▶ AIM OF THE EXERCISE
Read the records and gather each line that includes "coefficient".

== STORED ROWS ==

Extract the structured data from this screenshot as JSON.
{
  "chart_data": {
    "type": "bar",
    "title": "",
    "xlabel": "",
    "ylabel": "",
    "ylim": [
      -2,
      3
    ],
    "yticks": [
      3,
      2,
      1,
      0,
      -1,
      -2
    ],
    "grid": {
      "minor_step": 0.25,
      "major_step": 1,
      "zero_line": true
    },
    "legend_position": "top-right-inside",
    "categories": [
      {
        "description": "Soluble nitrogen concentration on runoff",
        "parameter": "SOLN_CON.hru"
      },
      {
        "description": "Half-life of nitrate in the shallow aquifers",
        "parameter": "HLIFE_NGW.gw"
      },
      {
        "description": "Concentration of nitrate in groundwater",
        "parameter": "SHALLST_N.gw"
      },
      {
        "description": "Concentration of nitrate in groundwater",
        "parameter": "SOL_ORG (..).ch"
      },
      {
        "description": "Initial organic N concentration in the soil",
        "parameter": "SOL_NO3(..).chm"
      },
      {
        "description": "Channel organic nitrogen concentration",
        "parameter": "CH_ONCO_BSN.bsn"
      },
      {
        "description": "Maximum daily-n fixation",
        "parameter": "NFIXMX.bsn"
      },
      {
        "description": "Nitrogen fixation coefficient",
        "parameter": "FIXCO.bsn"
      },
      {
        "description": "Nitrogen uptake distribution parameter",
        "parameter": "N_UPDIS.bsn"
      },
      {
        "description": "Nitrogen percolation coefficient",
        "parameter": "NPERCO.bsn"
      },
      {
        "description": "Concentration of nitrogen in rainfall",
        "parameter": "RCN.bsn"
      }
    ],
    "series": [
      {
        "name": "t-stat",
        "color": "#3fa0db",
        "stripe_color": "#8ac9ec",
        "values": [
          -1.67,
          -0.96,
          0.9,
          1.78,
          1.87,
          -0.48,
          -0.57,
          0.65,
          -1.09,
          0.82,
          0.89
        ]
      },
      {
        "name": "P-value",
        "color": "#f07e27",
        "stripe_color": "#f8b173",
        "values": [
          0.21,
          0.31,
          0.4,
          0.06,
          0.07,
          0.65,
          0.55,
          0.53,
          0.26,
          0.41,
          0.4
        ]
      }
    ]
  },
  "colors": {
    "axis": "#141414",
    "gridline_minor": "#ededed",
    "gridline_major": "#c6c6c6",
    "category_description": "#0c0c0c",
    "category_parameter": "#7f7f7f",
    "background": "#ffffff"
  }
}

===

▶ WRITTEN RESPONSE
        "description": "Nitrogen fixation coefficient",
        "description": "Nitrogen percolation coefficient",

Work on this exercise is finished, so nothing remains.